-- START MATERIAL TO PROCESS --
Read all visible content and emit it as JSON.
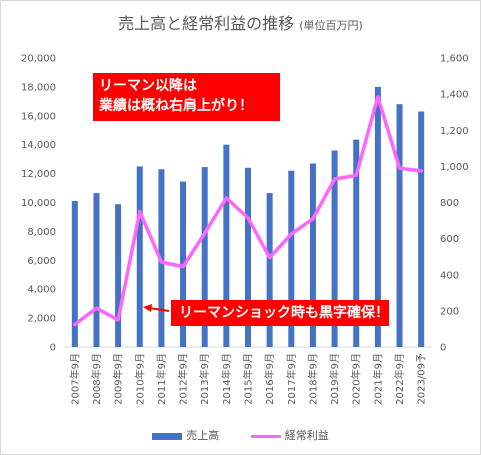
{
  "chart_data": {
    "type": "bar",
    "title": "売上高と経常利益の推移",
    "subtitle": "(単位百万円)",
    "categories": [
      "2007年9月",
      "2008年9月",
      "2009年9月",
      "2010年9月",
      "2011年9月",
      "2012年9月",
      "2013年9月",
      "2014年9月",
      "2015年9月",
      "2016年9月",
      "2017年9月",
      "2018年9月",
      "2019年9月",
      "2020年9月",
      "2021年9月",
      "2022年9月",
      "2023/09予"
    ],
    "series": [
      {
        "name": "売上高",
        "type": "bar",
        "axis": "left",
        "color": "#4472c4",
        "values": [
          10100,
          10650,
          9880,
          12500,
          12300,
          11450,
          12450,
          14000,
          12400,
          10650,
          12200,
          12700,
          13600,
          14350,
          18000,
          16800,
          16300
        ]
      },
      {
        "name": "経常利益",
        "type": "line",
        "axis": "right",
        "color": "#ff66ff",
        "values": [
          125,
          215,
          150,
          750,
          470,
          445,
          630,
          825,
          715,
          495,
          625,
          710,
          930,
          950,
          1385,
          990,
          975
        ]
      }
    ],
    "y_left": {
      "min": 0,
      "max": 20000,
      "ticks": [
        "0",
        "2,000",
        "4,000",
        "6,000",
        "8,000",
        "10,000",
        "12,000",
        "14,000",
        "16,000",
        "18,000",
        "20,000"
      ]
    },
    "y_right": {
      "min": 0,
      "max": 1600,
      "ticks": [
        "0",
        "200",
        "400",
        "600",
        "800",
        "1,000",
        "1,200",
        "1,400",
        "1,600"
      ]
    },
    "grid": false,
    "legend_position": "bottom",
    "annotations": [
      {
        "lines": [
          "リーマン以降は",
          "業績は概ね右肩上がり！"
        ],
        "color": "#ff0000"
      },
      {
        "text": "リーマンショック時も黒字確保！",
        "color": "#ff0000"
      }
    ]
  }
}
-- END MATERIAL TO PROCESS --
§ WHAT THE EXERCISE ASKS: Write out each line of the data that holds the string "color".

§ RESPONSE TO THIS EXERCISE:
        "color": "#4472c4",
        "color": "#ff66ff",
        "color": "#ff0000"
        "color": "#ff0000"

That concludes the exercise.